**QUESTIONS TO ANSWER**
(a) In the Lukoil offering text, what credit rating did S&P Global Ratings give the offering?
(b) Repeat the part of the Lukoil offering text between "S&P Global Ratings, which" and "only around 0.1x.", inclusive.

**SELECTED EXCERPT**

----

The senior unsecured issuance, due May 2030, was jointly managed by Citi and Societe Generale.

S&P Global Ratings, which assigned a ‘BBB’ credit rating to the offering, noted that Lukoil likely intends to use the proceeds from the sale for general corporate purposes.

S&P said it expects the weakening Russian ruble and country’s tax regime will support the company’s credit quality, “despite depressed oil prices.” It also anticipates that prices of Brent will be around $30 p/barrel until the end of 2020, while “high” exposure to Russia’s country risk, as well as related macroeconomic and geopolitical factors, remain key ratings constraints.

Meanwhile, Lukoil’s leverage at year-end 2019 was only around 0.1x.

Credit Concerns

The offering comes amid the recent plunge in the cost of crude oil, as well as at the heels of a protracted contraction in Russia’s manufacturing sector.

----

**EXERCISE DATA**
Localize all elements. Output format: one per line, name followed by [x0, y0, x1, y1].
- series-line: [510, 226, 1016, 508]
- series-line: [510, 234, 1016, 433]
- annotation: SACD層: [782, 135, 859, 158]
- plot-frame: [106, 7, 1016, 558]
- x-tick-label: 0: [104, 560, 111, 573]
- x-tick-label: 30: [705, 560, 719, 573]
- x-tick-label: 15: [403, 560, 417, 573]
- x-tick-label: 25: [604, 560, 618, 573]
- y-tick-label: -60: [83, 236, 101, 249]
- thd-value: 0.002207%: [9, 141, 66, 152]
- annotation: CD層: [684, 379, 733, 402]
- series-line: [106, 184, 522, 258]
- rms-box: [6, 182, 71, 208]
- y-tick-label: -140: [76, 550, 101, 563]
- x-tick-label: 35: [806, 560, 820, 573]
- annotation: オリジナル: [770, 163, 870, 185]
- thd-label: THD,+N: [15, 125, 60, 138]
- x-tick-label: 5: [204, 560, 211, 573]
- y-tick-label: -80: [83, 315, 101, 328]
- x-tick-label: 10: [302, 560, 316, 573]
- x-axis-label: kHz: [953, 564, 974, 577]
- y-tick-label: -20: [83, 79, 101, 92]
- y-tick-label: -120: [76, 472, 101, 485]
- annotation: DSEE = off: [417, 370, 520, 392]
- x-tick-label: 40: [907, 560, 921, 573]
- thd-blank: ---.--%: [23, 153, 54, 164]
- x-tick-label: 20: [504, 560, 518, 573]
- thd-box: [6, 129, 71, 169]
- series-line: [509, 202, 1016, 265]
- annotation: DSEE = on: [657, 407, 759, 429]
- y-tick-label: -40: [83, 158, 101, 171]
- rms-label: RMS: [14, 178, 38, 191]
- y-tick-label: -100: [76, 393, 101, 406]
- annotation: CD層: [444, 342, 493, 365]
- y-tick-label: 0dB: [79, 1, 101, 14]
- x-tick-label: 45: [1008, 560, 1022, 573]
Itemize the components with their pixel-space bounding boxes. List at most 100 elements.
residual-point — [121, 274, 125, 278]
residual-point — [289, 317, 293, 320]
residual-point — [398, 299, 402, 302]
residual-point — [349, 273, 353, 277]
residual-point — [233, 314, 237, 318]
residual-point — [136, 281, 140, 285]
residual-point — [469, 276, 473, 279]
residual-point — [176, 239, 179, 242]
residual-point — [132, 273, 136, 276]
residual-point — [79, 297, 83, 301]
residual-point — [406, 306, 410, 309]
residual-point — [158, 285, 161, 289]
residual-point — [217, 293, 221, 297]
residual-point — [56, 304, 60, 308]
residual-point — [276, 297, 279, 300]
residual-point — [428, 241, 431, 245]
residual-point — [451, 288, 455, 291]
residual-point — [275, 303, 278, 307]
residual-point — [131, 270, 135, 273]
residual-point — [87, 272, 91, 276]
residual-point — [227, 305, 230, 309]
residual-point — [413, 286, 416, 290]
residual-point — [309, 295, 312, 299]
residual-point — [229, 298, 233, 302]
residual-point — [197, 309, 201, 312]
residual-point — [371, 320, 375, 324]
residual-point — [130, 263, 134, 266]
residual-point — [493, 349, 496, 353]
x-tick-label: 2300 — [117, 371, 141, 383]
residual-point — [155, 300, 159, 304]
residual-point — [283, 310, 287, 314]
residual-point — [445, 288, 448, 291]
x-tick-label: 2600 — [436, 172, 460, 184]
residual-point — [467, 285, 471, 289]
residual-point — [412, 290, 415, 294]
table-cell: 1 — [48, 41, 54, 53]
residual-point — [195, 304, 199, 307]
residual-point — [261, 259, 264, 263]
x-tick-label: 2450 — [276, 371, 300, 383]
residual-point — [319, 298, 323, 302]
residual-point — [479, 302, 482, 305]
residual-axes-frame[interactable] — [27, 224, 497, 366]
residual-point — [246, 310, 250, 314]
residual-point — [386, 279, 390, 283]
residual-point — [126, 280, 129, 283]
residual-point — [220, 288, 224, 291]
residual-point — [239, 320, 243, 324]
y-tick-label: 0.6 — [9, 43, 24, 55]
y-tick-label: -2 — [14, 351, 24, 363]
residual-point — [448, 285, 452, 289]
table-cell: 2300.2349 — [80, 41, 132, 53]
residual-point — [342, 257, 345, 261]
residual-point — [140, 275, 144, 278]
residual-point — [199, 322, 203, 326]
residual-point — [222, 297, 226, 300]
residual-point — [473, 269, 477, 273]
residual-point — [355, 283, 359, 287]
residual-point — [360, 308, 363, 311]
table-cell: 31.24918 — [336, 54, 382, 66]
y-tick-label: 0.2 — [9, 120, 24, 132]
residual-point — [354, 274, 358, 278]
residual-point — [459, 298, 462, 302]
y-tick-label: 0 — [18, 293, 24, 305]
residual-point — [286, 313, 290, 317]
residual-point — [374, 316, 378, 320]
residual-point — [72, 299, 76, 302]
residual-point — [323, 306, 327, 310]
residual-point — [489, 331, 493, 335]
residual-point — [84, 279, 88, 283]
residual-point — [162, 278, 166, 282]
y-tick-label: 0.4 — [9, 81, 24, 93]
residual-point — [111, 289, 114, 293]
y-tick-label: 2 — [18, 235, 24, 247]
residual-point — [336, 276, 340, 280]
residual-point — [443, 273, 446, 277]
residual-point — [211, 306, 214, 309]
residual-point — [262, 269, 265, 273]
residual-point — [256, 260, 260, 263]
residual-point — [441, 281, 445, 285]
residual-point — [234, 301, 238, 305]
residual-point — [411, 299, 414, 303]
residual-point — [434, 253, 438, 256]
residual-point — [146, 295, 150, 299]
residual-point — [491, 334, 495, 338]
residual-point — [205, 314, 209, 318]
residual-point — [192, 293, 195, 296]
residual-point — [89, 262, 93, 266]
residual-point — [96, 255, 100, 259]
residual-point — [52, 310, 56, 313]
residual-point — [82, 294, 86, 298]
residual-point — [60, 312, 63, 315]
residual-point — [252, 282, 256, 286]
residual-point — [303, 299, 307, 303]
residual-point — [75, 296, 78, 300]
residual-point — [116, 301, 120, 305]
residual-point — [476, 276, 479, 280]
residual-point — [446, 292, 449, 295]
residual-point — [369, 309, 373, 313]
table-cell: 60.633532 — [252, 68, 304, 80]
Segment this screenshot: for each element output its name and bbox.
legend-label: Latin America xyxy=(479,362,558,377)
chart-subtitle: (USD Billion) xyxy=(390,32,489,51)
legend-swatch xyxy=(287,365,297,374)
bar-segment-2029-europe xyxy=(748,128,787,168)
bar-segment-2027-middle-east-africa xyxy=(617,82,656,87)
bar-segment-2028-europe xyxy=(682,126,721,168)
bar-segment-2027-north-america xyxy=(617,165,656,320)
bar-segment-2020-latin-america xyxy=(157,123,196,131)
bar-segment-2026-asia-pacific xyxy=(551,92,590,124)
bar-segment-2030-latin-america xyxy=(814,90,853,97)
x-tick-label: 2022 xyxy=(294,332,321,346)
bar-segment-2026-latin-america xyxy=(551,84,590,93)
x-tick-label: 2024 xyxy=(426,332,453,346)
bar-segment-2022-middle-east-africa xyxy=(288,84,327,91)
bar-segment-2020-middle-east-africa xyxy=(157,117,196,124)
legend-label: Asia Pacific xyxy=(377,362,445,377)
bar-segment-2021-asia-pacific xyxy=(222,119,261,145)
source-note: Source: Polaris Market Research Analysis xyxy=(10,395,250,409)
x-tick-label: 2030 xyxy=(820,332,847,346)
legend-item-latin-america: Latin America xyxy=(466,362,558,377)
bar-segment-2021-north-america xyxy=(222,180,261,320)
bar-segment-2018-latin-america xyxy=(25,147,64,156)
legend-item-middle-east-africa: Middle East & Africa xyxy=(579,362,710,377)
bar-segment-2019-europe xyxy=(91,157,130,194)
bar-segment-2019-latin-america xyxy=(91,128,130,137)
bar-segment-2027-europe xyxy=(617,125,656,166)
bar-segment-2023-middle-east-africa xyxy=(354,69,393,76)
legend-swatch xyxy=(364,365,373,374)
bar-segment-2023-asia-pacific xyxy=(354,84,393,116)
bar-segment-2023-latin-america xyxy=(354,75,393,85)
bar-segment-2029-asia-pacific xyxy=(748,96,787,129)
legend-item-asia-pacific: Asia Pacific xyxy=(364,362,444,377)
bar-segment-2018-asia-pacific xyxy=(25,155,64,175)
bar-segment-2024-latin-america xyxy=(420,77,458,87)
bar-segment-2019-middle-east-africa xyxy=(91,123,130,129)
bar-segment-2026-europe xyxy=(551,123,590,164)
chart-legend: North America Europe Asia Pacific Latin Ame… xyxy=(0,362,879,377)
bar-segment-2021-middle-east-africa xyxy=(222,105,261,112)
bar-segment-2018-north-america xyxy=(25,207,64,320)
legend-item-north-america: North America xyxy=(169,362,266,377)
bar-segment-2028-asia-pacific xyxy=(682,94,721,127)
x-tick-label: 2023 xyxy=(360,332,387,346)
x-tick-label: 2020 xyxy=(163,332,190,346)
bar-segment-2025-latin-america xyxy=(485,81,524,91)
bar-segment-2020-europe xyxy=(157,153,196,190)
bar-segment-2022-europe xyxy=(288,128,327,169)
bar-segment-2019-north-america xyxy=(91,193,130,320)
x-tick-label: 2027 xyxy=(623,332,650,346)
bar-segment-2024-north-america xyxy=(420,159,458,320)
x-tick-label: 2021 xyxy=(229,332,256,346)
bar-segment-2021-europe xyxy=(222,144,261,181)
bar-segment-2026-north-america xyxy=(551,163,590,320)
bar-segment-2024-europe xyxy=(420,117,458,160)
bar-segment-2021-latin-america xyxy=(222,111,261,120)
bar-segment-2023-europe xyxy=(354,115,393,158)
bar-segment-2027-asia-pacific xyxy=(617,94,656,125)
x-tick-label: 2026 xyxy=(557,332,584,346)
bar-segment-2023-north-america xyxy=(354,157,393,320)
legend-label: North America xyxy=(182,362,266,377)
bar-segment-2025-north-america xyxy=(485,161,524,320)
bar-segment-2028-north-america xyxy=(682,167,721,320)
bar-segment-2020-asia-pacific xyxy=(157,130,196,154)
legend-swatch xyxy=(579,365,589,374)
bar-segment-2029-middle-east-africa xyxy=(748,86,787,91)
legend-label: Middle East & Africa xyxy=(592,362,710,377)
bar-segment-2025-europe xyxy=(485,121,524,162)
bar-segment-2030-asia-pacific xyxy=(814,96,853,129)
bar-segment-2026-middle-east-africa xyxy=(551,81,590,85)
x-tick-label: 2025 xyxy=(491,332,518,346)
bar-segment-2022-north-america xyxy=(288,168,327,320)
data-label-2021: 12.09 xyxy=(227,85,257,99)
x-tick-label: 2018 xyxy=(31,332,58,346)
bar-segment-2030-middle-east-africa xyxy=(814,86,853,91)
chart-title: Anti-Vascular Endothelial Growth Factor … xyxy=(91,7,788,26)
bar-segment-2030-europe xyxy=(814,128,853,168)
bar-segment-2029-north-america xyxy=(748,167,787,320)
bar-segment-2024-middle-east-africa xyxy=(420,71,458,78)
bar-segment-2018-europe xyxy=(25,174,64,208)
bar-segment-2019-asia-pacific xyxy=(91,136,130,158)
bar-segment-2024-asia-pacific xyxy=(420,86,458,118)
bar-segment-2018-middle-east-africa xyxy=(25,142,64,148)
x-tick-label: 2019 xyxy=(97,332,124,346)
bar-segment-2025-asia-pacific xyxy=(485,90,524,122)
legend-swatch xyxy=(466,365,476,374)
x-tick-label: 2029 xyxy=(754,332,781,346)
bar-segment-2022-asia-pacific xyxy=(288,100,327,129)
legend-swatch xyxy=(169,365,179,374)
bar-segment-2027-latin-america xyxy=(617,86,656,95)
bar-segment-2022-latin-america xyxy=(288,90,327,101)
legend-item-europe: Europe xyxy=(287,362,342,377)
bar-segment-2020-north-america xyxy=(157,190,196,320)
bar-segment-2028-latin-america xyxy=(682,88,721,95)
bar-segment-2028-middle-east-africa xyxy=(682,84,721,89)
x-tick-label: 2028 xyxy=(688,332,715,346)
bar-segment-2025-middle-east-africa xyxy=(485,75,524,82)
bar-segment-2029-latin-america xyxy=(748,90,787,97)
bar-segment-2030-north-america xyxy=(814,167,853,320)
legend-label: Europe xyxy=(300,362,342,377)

----

**EXPECTED RESULTS**
(a) BBB

(b)
S&P Global Ratings, which assigned a ‘BBB’ credit rating to the offering, noted that Lukoil likely intends to use the proceeds from the sale for general corporate purposes.

S&P said it expects the weakening Russian ruble and country’s tax regime will support the company’s credit quality, “despite depressed oil prices.” It also anticipates that prices of Brent will be around $30 p/barrel until the end of 2020, while “high” exposure to Russia’s country risk, as well as related macroeconomic and geopolitical factors, remain key ratings constraints.

Meanwhile, Lukoil’s leverage at year-end 2019 was only around 0.1x.